◆ **Work required**: Copy out each line of the data that holds the word "Colocar".

◆ **Information given**:
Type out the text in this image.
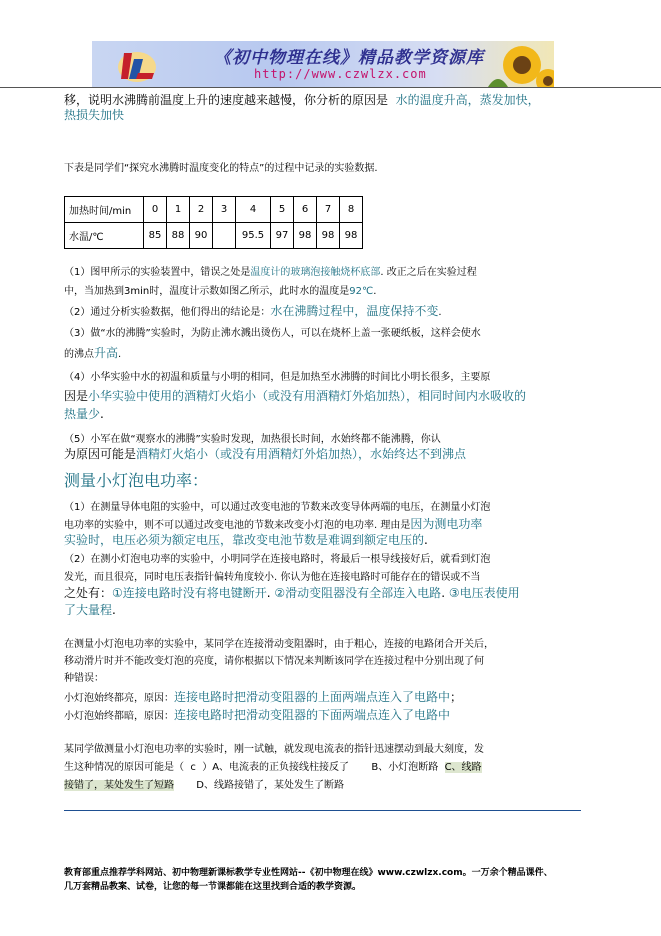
《初中物理在线》精品教学资源库
http://www.czwlzx.com
移，说明水沸腾前温度上升的速度越来越慢，你分析的原因是 水的温度升高，蒸发加快，
热损失加快
下表是同学们“探究水沸腾时温度变化的特点”的过程中记录的实验数据.
加热时间/min	0	1	2	3	4	5	6	7	8
水温/℃	85	88	90		95.5	97	98	98	98
（1）图甲所示的实验装置中，错误之处是温度计的玻璃泡接触烧杯底部. 改正之后在实验过程
中，当加热到3min时，温度计示数如图乙所示，此时水的温度是92℃.
（2）通过分析实验数据，他们得出的结论是：水在沸腾过程中，温度保持不变.
（3）做“水的沸腾”实验时，为防止沸水溅出烫伤人，可以在烧杯上盖一张硬纸板，这样会使水
的沸点升高.
（4）小华实验中水的初温和质量与小明的相同，但是加热至水沸腾的时间比小明长很多，主要原
因是小华实验中使用的酒精灯火焰小（或没有用酒精灯外焰加热），相同时间内水吸收的
热量少.
（5）小军在做“观察水的沸腾”实验时发现，加热很长时间，水始终都不能沸腾，你认
为原因可能是酒精灯火焰小（或没有用酒精灯外焰加热），水始终达不到沸点
测量小灯泡电功率：
（1）在测量导体电阻的实验中，可以通过改变电池的节数来改变导体两端的电压，在测量小灯泡
电功率的实验中，则不可以通过改变电池的节数来改变小灯泡的电功率. 理由是因为测电功率
实验时，电压必须为额定电压，靠改变电池节数是难调到额定电压的.
（2）在测小灯泡电功率的实验中，小明同学在连接电路时，将最后一根导线接好后，就看到灯泡
发光，而且很亮，同时电压表指针偏转角度较小. 你认为他在连接电路时可能存在的错误或不当
之处有：①连接电路时没有将电键断开. ②滑动变阻器没有全部连入电路. ③电压表使用
了大量程.
在测量小灯泡电功率的实验中，某同学在连接滑动变阻器时，由于粗心，连接的电路闭合开关后，
移动滑片时并不能改变灯泡的亮度，请你根据以下情况来判断该同学在连接过程中分别出现了何
种错误：
小灯泡始终都亮，原因：连接电路时把滑动变阻器的上面两端点连入了电路中；
小灯泡始终都暗，原因：连接电路时把滑动变阻器的下面两端点连入了电路中
某同学做测量小灯泡电功率的实验时，刚一试触，就发现电流表的指针迅速摆动到最大刻度，发
生这种情况的原因可能是（ c ）A、电流表的正负接线柱接反了 B、小灯泡断路 C、线路
接错了，某处发生了短路 D、线路接错了，某处发生了断路
教育部重点推荐学科网站、初中物理新课标教学专业性网站--《初中物理在线》www.czwlzx.com。一万余个精品课件、
几万套精品教案、试卷，让您的每一节课都能在这里找到合适的教学资源。
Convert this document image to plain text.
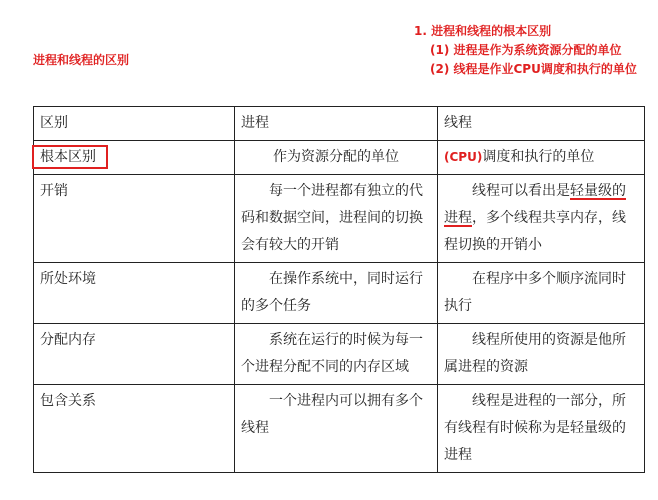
进程和线程的区别
1. 进程和线程的根本区别
(1) 进程是作为系统资源分配的单位
(2) 线程是作业CPU调度和执行的单位
区别	进程	线程
根本区别	作为资源分配的单位	(CPU)调度和执行的单位
开销	每一个进程都有独立的代码和数据空间，进程间的切换会有较大的开销	线程可以看出是轻量级的进程，多个线程共享内存，线程切换的开销小
所处环境	在操作系统中，同时运行的多个任务	在程序中多个顺序流同时执行
分配内存	系统在运行的时候为每一个进程分配不同的内存区域	线程所使用的资源是他所属进程的资源
包含关系	一个进程内可以拥有多个线程	线程是进程的一部分，所有线程有时候称为是轻量级的进程
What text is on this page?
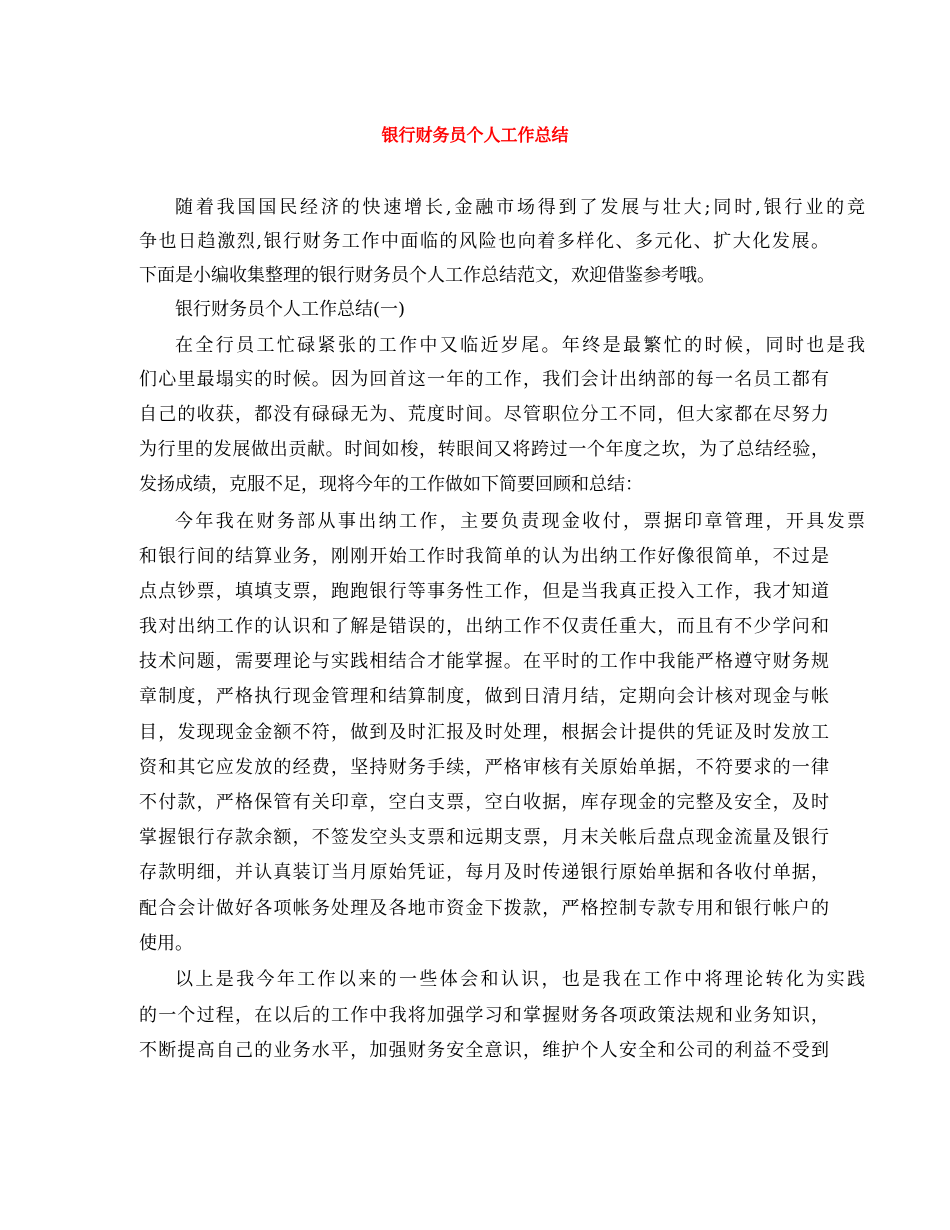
银行财务员个人工作总结
随着我国国民经济的快速增长,金融市场得到了发展与壮大;同时,银行业的竞
争也日趋激烈,银行财务工作中面临的风险也向着多样化、多元化、扩大化发展。
下面是小编收集整理的银行财务员个人工作总结范文，欢迎借鉴参考哦。
银行财务员个人工作总结(一)
在全行员工忙碌紧张的工作中又临近岁尾。年终是最繁忙的时候，同时也是我
们心里最塌实的时候。因为回首这一年的工作，我们会计出纳部的每一名员工都有
自己的收获，都没有碌碌无为、荒度时间。尽管职位分工不同，但大家都在尽努力
为行里的发展做出贡献。时间如梭，转眼间又将跨过一个年度之坎，为了总结经验，
发扬成绩，克服不足，现将今年的工作做如下简要回顾和总结：
今年我在财务部从事出纳工作，主要负责现金收付，票据印章管理，开具发票
和银行间的结算业务，刚刚开始工作时我简单的认为出纳工作好像很简单，不过是
点点钞票，填填支票，跑跑银行等事务性工作，但是当我真正投入工作，我才知道
我对出纳工作的认识和了解是错误的，出纳工作不仅责任重大，而且有不少学问和
技术问题，需要理论与实践相结合才能掌握。在平时的工作中我能严格遵守财务规
章制度，严格执行现金管理和结算制度，做到日清月结，定期向会计核对现金与帐
目，发现现金金额不符，做到及时汇报及时处理，根据会计提供的凭证及时发放工
资和其它应发放的经费，坚持财务手续，严格审核有关原始单据，不符要求的一律
不付款，严格保管有关印章，空白支票，空白收据，库存现金的完整及安全，及时
掌握银行存款余额，不签发空头支票和远期支票，月末关帐后盘点现金流量及银行
存款明细，并认真装订当月原始凭证，每月及时传递银行原始单据和各收付单据，
配合会计做好各项帐务处理及各地市资金下拨款，严格控制专款专用和银行帐户的
使用。
以上是我今年工作以来的一些体会和认识，也是我在工作中将理论转化为实践
的一个过程，在以后的工作中我将加强学习和掌握财务各项政策法规和业务知识，
不断提高自己的业务水平，加强财务安全意识，维护个人安全和公司的利益不受到
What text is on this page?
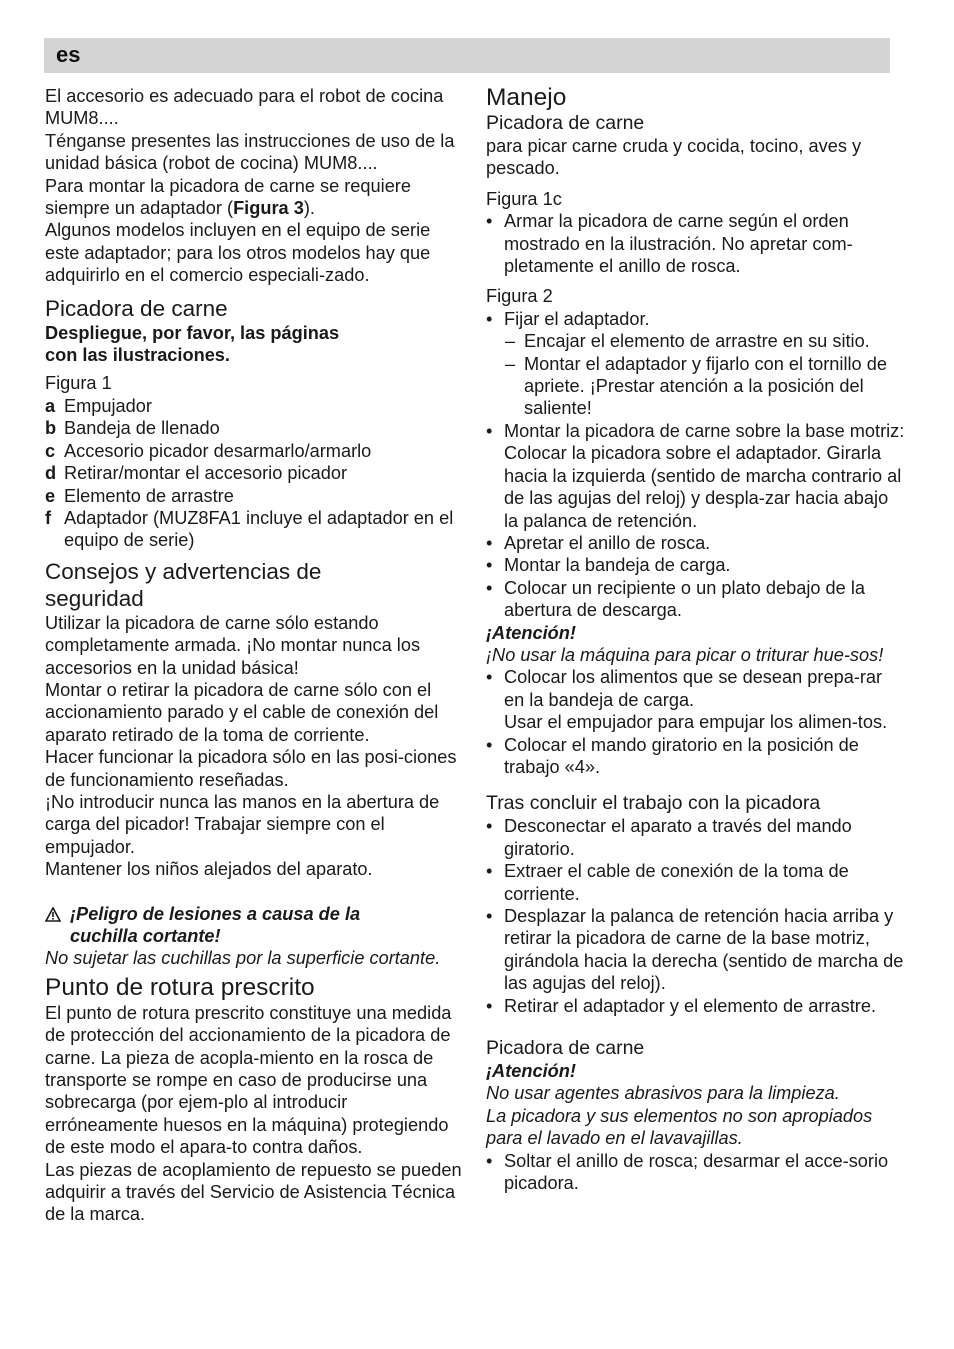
es

El accesorio es adecuado para el robot de cocina MUM8....

Ténganse presentes las instrucciones de uso de la unidad básica (robot de cocina) MUM8....

Para montar la picadora de carne se requiere siempre un adaptador (Figura 3).

Algunos modelos incluyen en el equipo de serie este adaptador; para los otros modelos hay que adquirirlo en el comercio especiali-zado.

Picadora de carne

Despliegue, por favor, las páginas con las ilustraciones.

Figura 1

a Empujador
b Bandeja de llenado
c Accesorio picador desarmarlo/armarlo
d Retirar/montar el accesorio picador
e Elemento de arrastre
f Adaptador (MUZ8FA1 incluye el adaptador en el equipo de serie)

Consejos y advertencias de seguridad

Utilizar la picadora de carne sólo estando completamente armada. ¡No montar nunca los accesorios en la unidad básica!

Montar o retirar la picadora de carne sólo con el accionamiento parado y el cable de conexión del aparato retirado de la toma de corriente.

Hacer funcionar la picadora sólo en las posi-ciones de funcionamiento reseñadas.

¡No introducir nunca las manos en la abertura de carga del picador! Trabajar siempre con el empujador.

Mantener los niños alejados del aparato.

¡Peligro de lesiones a causa de la cuchilla cortante!

No sujetar las cuchillas por la superficie cortante.

Punto de rotura prescrito

El punto de rotura prescrito constituye una medida de protección del accionamiento de la picadora de carne. La pieza de acopla-miento en la rosca de transporte se rompe en caso de producirse una sobrecarga (por ejem-plo al introducir erróneamente huesos en la máquina) protegiendo de este modo el apara-to contra daños.

Las piezas de acoplamiento de repuesto se pueden adquirir a través del Servicio de Asistencia Técnica de la marca.

Manejo

Picadora de carne

para picar carne cruda y cocida, tocino, aves y pescado.

Figura 1c

• Armar la picadora de carne según el orden mostrado en la ilustración. No apretar com-pletamente el anillo de rosca.

Figura 2

• Fijar el adaptador.
– Encajar el elemento de arrastre en su sitio.
– Montar el adaptador y fijarlo con el tornillo de apriete. ¡Prestar atención a la posición del saliente!
• Montar la picadora de carne sobre la base motriz:
Colocar la picadora sobre el adaptador. Girarla hacia la izquierda (sentido de marcha contrario al de las agujas del reloj) y despla-zar hacia abajo la palanca de retención.
• Apretar el anillo de rosca.
• Montar la bandeja de carga.
• Colocar un recipiente o un plato debajo de la abertura de descarga.

¡Atención!

¡No usar la máquina para picar o triturar hue-sos!

• Colocar los alimentos que se desean prepa-rar en la bandeja de carga.
Usar el empujador para empujar los alimen-tos.
• Colocar el mando giratorio en la posición de trabajo «4».

Tras concluir el trabajo con la picadora

• Desconectar el aparato a través del mando giratorio.
• Extraer el cable de conexión de la toma de corriente.
• Desplazar la palanca de retención hacia arriba y retirar la picadora de carne de la base motriz, girándola hacia la derecha (sentido de marcha de las agujas del reloj).
• Retirar el adaptador y el elemento de arrastre.

Picadora de carne

¡Atención!

No usar agentes abrasivos para la limpieza.

La picadora y sus elementos no son apropiados para el lavado en el lavavajillas.

• Soltar el anillo de rosca; desarmar el acce-sorio picadora.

◆ **Solution for this problem**:
Colocar la picadora sobre el adaptador. Girarla hacia la izquierda (sentido de marcha contrario al de las agujas del reloj) y despla-zar hacia abajo la palanca de retención.
• Colocar un recipiente o un plato debajo de la abertura de descarga.
• Colocar los alimentos que se desean prepa-rar en la bandeja de carga.
• Colocar el mando giratorio en la posición de trabajo «4».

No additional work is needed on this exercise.